§ DESCRIPTION OF THE TASK
Pull each line containing "from" out of the data and copy it.

§ SUPPLIED DATA

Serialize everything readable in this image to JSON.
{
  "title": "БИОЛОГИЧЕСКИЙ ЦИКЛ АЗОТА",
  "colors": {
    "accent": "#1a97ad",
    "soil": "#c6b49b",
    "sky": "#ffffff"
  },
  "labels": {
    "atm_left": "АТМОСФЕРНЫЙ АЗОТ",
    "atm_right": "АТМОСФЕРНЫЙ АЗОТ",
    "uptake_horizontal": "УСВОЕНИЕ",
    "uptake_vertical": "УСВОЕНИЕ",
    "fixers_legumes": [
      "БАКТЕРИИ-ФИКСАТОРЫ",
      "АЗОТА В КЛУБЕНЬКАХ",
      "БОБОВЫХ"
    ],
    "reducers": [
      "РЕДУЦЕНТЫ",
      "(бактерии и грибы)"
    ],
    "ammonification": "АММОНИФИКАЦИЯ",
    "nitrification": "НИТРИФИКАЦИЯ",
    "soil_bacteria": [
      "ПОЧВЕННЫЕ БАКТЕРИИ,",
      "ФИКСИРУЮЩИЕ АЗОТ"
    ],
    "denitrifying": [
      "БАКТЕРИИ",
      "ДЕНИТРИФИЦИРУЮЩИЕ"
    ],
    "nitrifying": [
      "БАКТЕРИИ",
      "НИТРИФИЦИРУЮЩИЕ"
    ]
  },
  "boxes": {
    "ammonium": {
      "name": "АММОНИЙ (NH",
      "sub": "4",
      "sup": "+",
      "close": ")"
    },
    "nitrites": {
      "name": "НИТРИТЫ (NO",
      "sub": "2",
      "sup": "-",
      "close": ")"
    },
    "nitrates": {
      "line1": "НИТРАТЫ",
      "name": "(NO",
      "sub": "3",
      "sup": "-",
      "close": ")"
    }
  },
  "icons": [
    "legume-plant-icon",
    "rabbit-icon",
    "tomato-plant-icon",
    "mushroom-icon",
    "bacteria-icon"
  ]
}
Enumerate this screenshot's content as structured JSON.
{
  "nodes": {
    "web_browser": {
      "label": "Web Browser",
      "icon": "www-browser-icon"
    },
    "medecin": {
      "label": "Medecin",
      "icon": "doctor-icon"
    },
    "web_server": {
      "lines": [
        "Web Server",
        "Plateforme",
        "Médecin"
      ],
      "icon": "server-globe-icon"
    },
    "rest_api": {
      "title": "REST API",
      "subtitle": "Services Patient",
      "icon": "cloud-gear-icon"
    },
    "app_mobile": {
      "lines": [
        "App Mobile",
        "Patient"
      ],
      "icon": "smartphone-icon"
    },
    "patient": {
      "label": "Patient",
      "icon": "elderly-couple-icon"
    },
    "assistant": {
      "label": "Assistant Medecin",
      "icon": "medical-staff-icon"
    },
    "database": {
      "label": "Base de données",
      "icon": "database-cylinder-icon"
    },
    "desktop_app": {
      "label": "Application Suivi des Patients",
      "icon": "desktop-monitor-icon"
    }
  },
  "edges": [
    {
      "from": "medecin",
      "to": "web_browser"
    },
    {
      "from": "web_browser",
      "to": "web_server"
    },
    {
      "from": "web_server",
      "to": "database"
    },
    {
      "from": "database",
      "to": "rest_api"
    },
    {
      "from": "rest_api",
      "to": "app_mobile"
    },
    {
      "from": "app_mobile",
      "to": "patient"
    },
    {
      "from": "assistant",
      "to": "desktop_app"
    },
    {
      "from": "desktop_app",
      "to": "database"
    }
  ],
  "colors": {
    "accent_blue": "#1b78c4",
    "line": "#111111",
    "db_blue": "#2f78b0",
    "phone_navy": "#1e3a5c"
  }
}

* * *

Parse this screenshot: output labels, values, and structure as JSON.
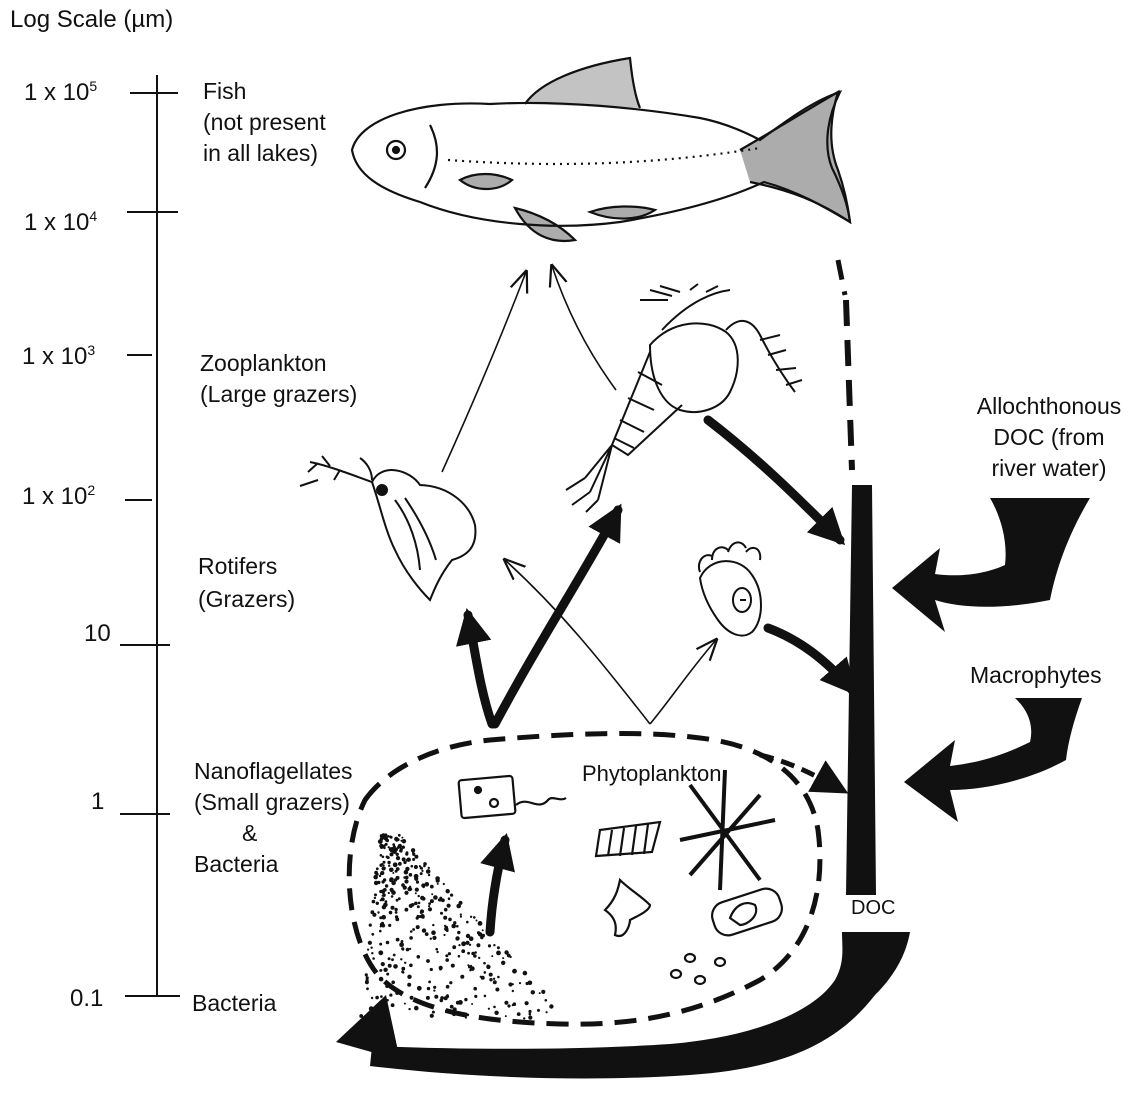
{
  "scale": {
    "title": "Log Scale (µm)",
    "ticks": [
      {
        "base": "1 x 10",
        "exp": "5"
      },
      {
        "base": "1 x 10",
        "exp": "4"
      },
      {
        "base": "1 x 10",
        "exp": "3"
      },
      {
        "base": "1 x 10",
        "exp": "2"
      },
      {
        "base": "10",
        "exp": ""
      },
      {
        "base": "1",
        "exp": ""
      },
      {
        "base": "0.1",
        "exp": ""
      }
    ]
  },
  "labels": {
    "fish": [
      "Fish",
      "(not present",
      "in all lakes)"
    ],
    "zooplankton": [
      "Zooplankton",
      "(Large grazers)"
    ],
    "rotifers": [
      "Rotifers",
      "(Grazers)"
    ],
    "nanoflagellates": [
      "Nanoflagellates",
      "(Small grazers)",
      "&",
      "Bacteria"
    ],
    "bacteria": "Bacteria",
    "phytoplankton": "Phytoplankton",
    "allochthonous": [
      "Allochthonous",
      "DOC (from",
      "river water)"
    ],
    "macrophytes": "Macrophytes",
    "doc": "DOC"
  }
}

§ SOLVED EXERCISE
      "from": "medecin",
      "from": "web_browser",
      "from": "web_server",
      "from": "database",
      "from": "rest_api",
      "from": "app_mobile",
      "from": "assistant",
      "from": "desktop_app",
      "DOC (from",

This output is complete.